**EXERCISE BRIEF:**
Say how many of the lines below hold "reads", writing the number and nothing more.

Stored items from a collection:
—————

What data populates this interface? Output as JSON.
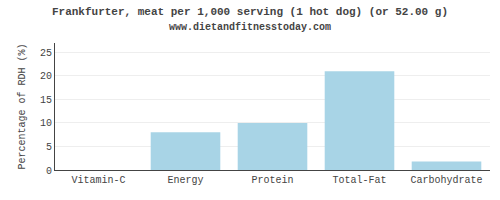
{
  "chart_data": {
    "type": "bar",
    "title": "Frankfurter, meat per 1,000 serving (1 hot dog) (or 52.00 g)",
    "subtitle": "www.dietandfitnesstoday.com",
    "ylabel": "Percentage of RDH (%)",
    "categories": [
      "Vitamin-C",
      "Energy",
      "Protein",
      "Total-Fat",
      "Carbohydrate"
    ],
    "values": [
      0.0,
      8.0,
      10.0,
      21.0,
      1.8
    ],
    "color": "#a8d4e6",
    "ylim": [
      0,
      27
    ],
    "yticks": [
      0,
      5,
      10,
      15,
      20,
      25
    ],
    "grid": true
  }
}
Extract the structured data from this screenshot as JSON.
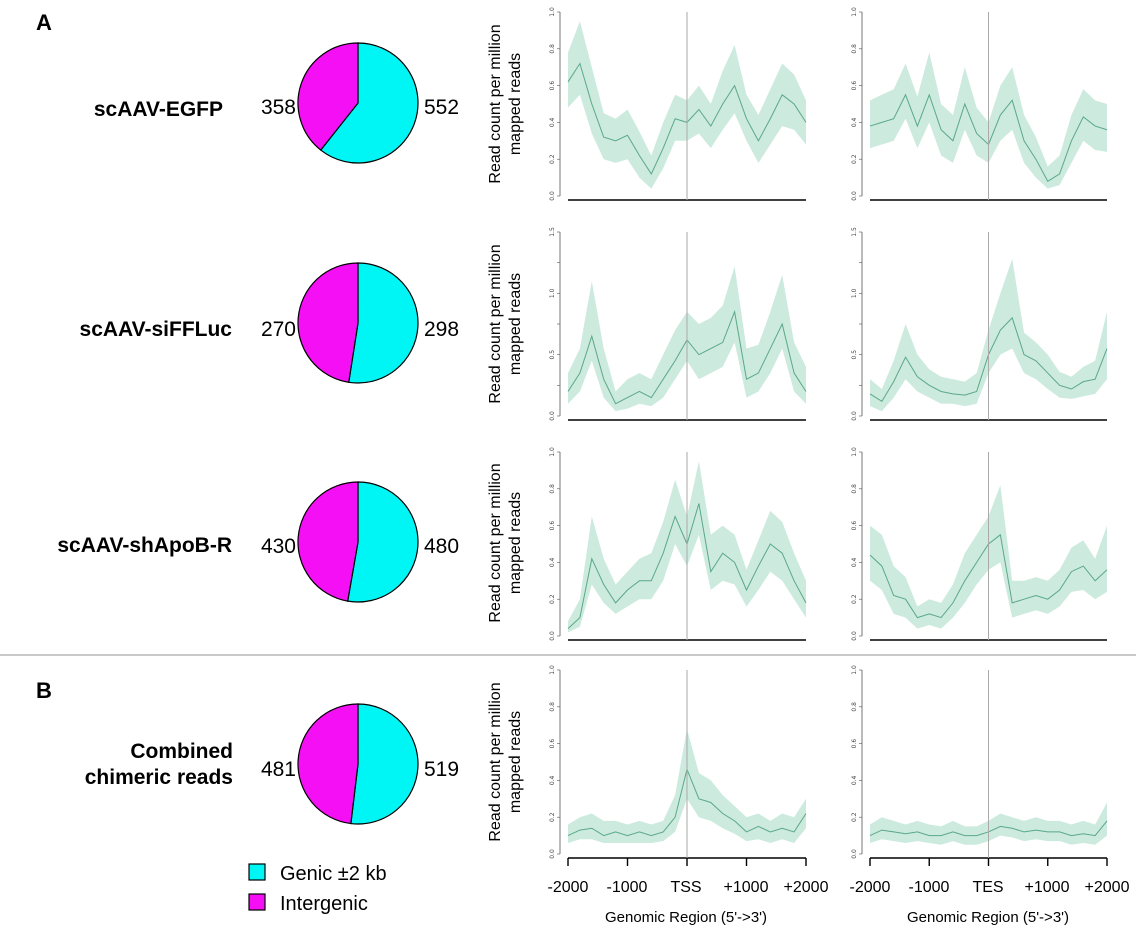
{
  "panel_labels": [
    "A",
    "B"
  ],
  "colors": {
    "genic": "#00f5f5",
    "intergenic": "#f50ff5",
    "band": "#c9e9dc",
    "line": "#5aa88a",
    "divider": "#c8c8c8"
  },
  "legend": {
    "genic_label": "Genic ±2 kb",
    "intergenic_label": "Intergenic"
  },
  "y_axis_label_line1": "Read count per million",
  "y_axis_label_line2": "mapped reads",
  "x_axis_label": "Genomic Region (5'->3')",
  "x_ticks_tss": [
    "-2000",
    "-1000",
    "TSS",
    "+1000",
    "+2000"
  ],
  "x_ticks_tes": [
    "-2000",
    "-1000",
    "TES",
    "+1000",
    "+2000"
  ],
  "chart_data": [
    {
      "type": "pie",
      "sample": "scAAV-EGFP",
      "categories": [
        "Genic ±2 kb",
        "Intergenic"
      ],
      "values": [
        552,
        358
      ]
    },
    {
      "type": "pie",
      "sample": "scAAV-siFFLuc",
      "categories": [
        "Genic ±2 kb",
        "Intergenic"
      ],
      "values": [
        298,
        270
      ]
    },
    {
      "type": "pie",
      "sample": "scAAV-shApoB-R",
      "categories": [
        "Genic ±2 kb",
        "Intergenic"
      ],
      "values": [
        480,
        430
      ]
    },
    {
      "type": "pie",
      "sample_line1": "Combined",
      "sample_line2": "chimeric reads",
      "categories": [
        "Genic ±2 kb",
        "Intergenic"
      ],
      "values": [
        519,
        481
      ]
    },
    {
      "type": "line",
      "row": 0,
      "region": "TSS",
      "ylim": [
        0,
        1.0
      ],
      "yticks": [
        "0.0",
        "0.2",
        "0.4",
        "0.6",
        "0.8",
        "1.0"
      ],
      "x": [
        -2000,
        -1800,
        -1600,
        -1400,
        -1200,
        -1000,
        -800,
        -600,
        -400,
        -200,
        0,
        200,
        400,
        600,
        800,
        1000,
        1200,
        1400,
        1600,
        1800,
        2000
      ],
      "y": [
        0.62,
        0.72,
        0.5,
        0.32,
        0.3,
        0.33,
        0.22,
        0.12,
        0.26,
        0.42,
        0.4,
        0.47,
        0.38,
        0.5,
        0.6,
        0.42,
        0.3,
        0.42,
        0.55,
        0.5,
        0.4
      ],
      "lower": [
        0.48,
        0.55,
        0.34,
        0.2,
        0.18,
        0.2,
        0.1,
        0.04,
        0.15,
        0.3,
        0.3,
        0.34,
        0.26,
        0.36,
        0.45,
        0.3,
        0.18,
        0.28,
        0.38,
        0.36,
        0.28
      ],
      "upper": [
        0.78,
        0.95,
        0.7,
        0.45,
        0.42,
        0.47,
        0.35,
        0.22,
        0.4,
        0.55,
        0.52,
        0.6,
        0.5,
        0.68,
        0.82,
        0.55,
        0.44,
        0.58,
        0.72,
        0.66,
        0.52
      ]
    },
    {
      "type": "line",
      "row": 0,
      "region": "TES",
      "ylim": [
        0,
        1.0
      ],
      "yticks": [
        "0.0",
        "0.2",
        "0.4",
        "0.6",
        "0.8",
        "1.0"
      ],
      "x": [
        -2000,
        -1800,
        -1600,
        -1400,
        -1200,
        -1000,
        -800,
        -600,
        -400,
        -200,
        0,
        200,
        400,
        600,
        800,
        1000,
        1200,
        1400,
        1600,
        1800,
        2000
      ],
      "y": [
        0.38,
        0.4,
        0.42,
        0.55,
        0.38,
        0.55,
        0.36,
        0.3,
        0.5,
        0.34,
        0.28,
        0.44,
        0.52,
        0.3,
        0.2,
        0.08,
        0.12,
        0.3,
        0.43,
        0.38,
        0.36
      ],
      "lower": [
        0.26,
        0.28,
        0.3,
        0.42,
        0.26,
        0.4,
        0.22,
        0.18,
        0.36,
        0.22,
        0.18,
        0.3,
        0.36,
        0.18,
        0.1,
        0.04,
        0.06,
        0.18,
        0.3,
        0.25,
        0.24
      ],
      "upper": [
        0.52,
        0.55,
        0.58,
        0.72,
        0.54,
        0.78,
        0.5,
        0.44,
        0.7,
        0.48,
        0.4,
        0.6,
        0.7,
        0.44,
        0.32,
        0.16,
        0.22,
        0.44,
        0.58,
        0.52,
        0.5
      ]
    },
    {
      "type": "line",
      "row": 1,
      "region": "TSS",
      "ylim": [
        0,
        1.5
      ],
      "yticks": [
        "0.0",
        "",
        "0.5",
        "",
        "1.0",
        "",
        "1.5"
      ],
      "x": [
        -2000,
        -1800,
        -1600,
        -1400,
        -1200,
        -1000,
        -800,
        -600,
        -400,
        -200,
        0,
        200,
        400,
        600,
        800,
        1000,
        1200,
        1400,
        1600,
        1800,
        2000
      ],
      "y": [
        0.2,
        0.35,
        0.65,
        0.3,
        0.1,
        0.15,
        0.2,
        0.15,
        0.3,
        0.45,
        0.62,
        0.5,
        0.55,
        0.6,
        0.85,
        0.3,
        0.35,
        0.55,
        0.75,
        0.35,
        0.2
      ],
      "lower": [
        0.1,
        0.2,
        0.45,
        0.15,
        0.04,
        0.06,
        0.1,
        0.08,
        0.15,
        0.3,
        0.45,
        0.3,
        0.35,
        0.4,
        0.6,
        0.15,
        0.2,
        0.35,
        0.55,
        0.2,
        0.1
      ],
      "upper": [
        0.35,
        0.55,
        1.1,
        0.55,
        0.2,
        0.3,
        0.35,
        0.3,
        0.5,
        0.7,
        0.85,
        0.75,
        0.8,
        0.9,
        1.22,
        0.55,
        0.58,
        0.85,
        1.15,
        0.6,
        0.4
      ]
    },
    {
      "type": "line",
      "row": 1,
      "region": "TES",
      "ylim": [
        0,
        1.5
      ],
      "yticks": [
        "0.0",
        "",
        "0.5",
        "",
        "1.0",
        "",
        "1.5"
      ],
      "x": [
        -2000,
        -1800,
        -1600,
        -1400,
        -1200,
        -1000,
        -800,
        -600,
        -400,
        -200,
        0,
        200,
        400,
        600,
        800,
        1000,
        1200,
        1400,
        1600,
        1800,
        2000
      ],
      "y": [
        0.18,
        0.12,
        0.28,
        0.48,
        0.32,
        0.25,
        0.2,
        0.18,
        0.17,
        0.2,
        0.5,
        0.7,
        0.8,
        0.5,
        0.45,
        0.35,
        0.25,
        0.22,
        0.28,
        0.3,
        0.55
      ],
      "lower": [
        0.08,
        0.04,
        0.15,
        0.3,
        0.2,
        0.15,
        0.1,
        0.1,
        0.08,
        0.1,
        0.35,
        0.5,
        0.55,
        0.35,
        0.3,
        0.22,
        0.15,
        0.14,
        0.16,
        0.18,
        0.3
      ],
      "upper": [
        0.3,
        0.22,
        0.45,
        0.75,
        0.5,
        0.38,
        0.32,
        0.3,
        0.28,
        0.35,
        0.7,
        1.0,
        1.28,
        0.68,
        0.6,
        0.5,
        0.36,
        0.32,
        0.4,
        0.45,
        0.85
      ]
    },
    {
      "type": "line",
      "row": 2,
      "region": "TSS",
      "ylim": [
        0,
        1.0
      ],
      "yticks": [
        "0.0",
        "0.2",
        "0.4",
        "0.6",
        "0.8",
        "1.0"
      ],
      "x": [
        -2000,
        -1800,
        -1600,
        -1400,
        -1200,
        -1000,
        -800,
        -600,
        -400,
        -200,
        0,
        200,
        400,
        600,
        800,
        1000,
        1200,
        1400,
        1600,
        1800,
        2000
      ],
      "y": [
        0.04,
        0.1,
        0.42,
        0.28,
        0.18,
        0.25,
        0.3,
        0.3,
        0.45,
        0.65,
        0.5,
        0.72,
        0.35,
        0.45,
        0.4,
        0.25,
        0.38,
        0.5,
        0.45,
        0.3,
        0.18
      ],
      "lower": [
        0.02,
        0.05,
        0.28,
        0.18,
        0.12,
        0.16,
        0.2,
        0.2,
        0.3,
        0.5,
        0.38,
        0.55,
        0.25,
        0.3,
        0.28,
        0.16,
        0.25,
        0.35,
        0.3,
        0.2,
        0.1
      ],
      "upper": [
        0.08,
        0.2,
        0.65,
        0.42,
        0.28,
        0.35,
        0.42,
        0.45,
        0.62,
        0.85,
        0.65,
        0.95,
        0.55,
        0.6,
        0.55,
        0.36,
        0.52,
        0.68,
        0.62,
        0.45,
        0.3
      ]
    },
    {
      "type": "line",
      "row": 2,
      "region": "TES",
      "ylim": [
        0,
        1.0
      ],
      "yticks": [
        "0.0",
        "0.2",
        "0.4",
        "0.6",
        "0.8",
        "1.0"
      ],
      "x": [
        -2000,
        -1800,
        -1600,
        -1400,
        -1200,
        -1000,
        -800,
        -600,
        -400,
        -200,
        0,
        200,
        400,
        600,
        800,
        1000,
        1200,
        1400,
        1600,
        1800,
        2000
      ],
      "y": [
        0.44,
        0.38,
        0.22,
        0.2,
        0.1,
        0.12,
        0.1,
        0.18,
        0.3,
        0.4,
        0.5,
        0.55,
        0.18,
        0.2,
        0.22,
        0.2,
        0.25,
        0.35,
        0.38,
        0.3,
        0.36
      ],
      "lower": [
        0.3,
        0.25,
        0.12,
        0.1,
        0.04,
        0.06,
        0.04,
        0.1,
        0.18,
        0.28,
        0.36,
        0.4,
        0.1,
        0.12,
        0.14,
        0.12,
        0.16,
        0.24,
        0.25,
        0.2,
        0.24
      ],
      "upper": [
        0.6,
        0.55,
        0.38,
        0.32,
        0.16,
        0.2,
        0.18,
        0.28,
        0.45,
        0.55,
        0.65,
        0.82,
        0.3,
        0.3,
        0.32,
        0.3,
        0.36,
        0.48,
        0.52,
        0.42,
        0.6
      ]
    },
    {
      "type": "line",
      "row": 3,
      "region": "TSS",
      "ylim": [
        0,
        1.0
      ],
      "yticks": [
        "0.0",
        "0.2",
        "0.4",
        "0.6",
        "0.8",
        "1.0"
      ],
      "x": [
        -2000,
        -1800,
        -1600,
        -1400,
        -1200,
        -1000,
        -800,
        -600,
        -400,
        -200,
        0,
        200,
        400,
        600,
        800,
        1000,
        1200,
        1400,
        1600,
        1800,
        2000
      ],
      "y": [
        0.1,
        0.13,
        0.14,
        0.1,
        0.12,
        0.1,
        0.12,
        0.1,
        0.12,
        0.2,
        0.46,
        0.3,
        0.28,
        0.22,
        0.18,
        0.12,
        0.15,
        0.12,
        0.14,
        0.12,
        0.22
      ],
      "lower": [
        0.06,
        0.08,
        0.08,
        0.06,
        0.06,
        0.06,
        0.06,
        0.06,
        0.07,
        0.12,
        0.3,
        0.2,
        0.18,
        0.14,
        0.11,
        0.07,
        0.08,
        0.06,
        0.08,
        0.06,
        0.14
      ],
      "upper": [
        0.16,
        0.2,
        0.22,
        0.18,
        0.18,
        0.16,
        0.18,
        0.16,
        0.18,
        0.32,
        0.68,
        0.44,
        0.4,
        0.32,
        0.26,
        0.2,
        0.22,
        0.18,
        0.22,
        0.2,
        0.3
      ]
    },
    {
      "type": "line",
      "row": 3,
      "region": "TES",
      "ylim": [
        0,
        1.0
      ],
      "yticks": [
        "0.0",
        "0.2",
        "0.4",
        "0.6",
        "0.8",
        "1.0"
      ],
      "x": [
        -2000,
        -1800,
        -1600,
        -1400,
        -1200,
        -1000,
        -800,
        -600,
        -400,
        -200,
        0,
        200,
        400,
        600,
        800,
        1000,
        1200,
        1400,
        1600,
        1800,
        2000
      ],
      "y": [
        0.1,
        0.13,
        0.12,
        0.11,
        0.12,
        0.1,
        0.1,
        0.12,
        0.1,
        0.1,
        0.12,
        0.15,
        0.14,
        0.12,
        0.13,
        0.12,
        0.12,
        0.1,
        0.11,
        0.1,
        0.18
      ],
      "lower": [
        0.06,
        0.08,
        0.07,
        0.06,
        0.07,
        0.06,
        0.05,
        0.07,
        0.05,
        0.05,
        0.07,
        0.1,
        0.09,
        0.07,
        0.08,
        0.07,
        0.07,
        0.05,
        0.06,
        0.05,
        0.1
      ],
      "upper": [
        0.16,
        0.2,
        0.18,
        0.16,
        0.18,
        0.16,
        0.15,
        0.18,
        0.15,
        0.15,
        0.18,
        0.22,
        0.2,
        0.18,
        0.2,
        0.18,
        0.18,
        0.16,
        0.18,
        0.16,
        0.28
      ]
    }
  ]
}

—————

**ANSWER TO THIS EXERCISE:**
2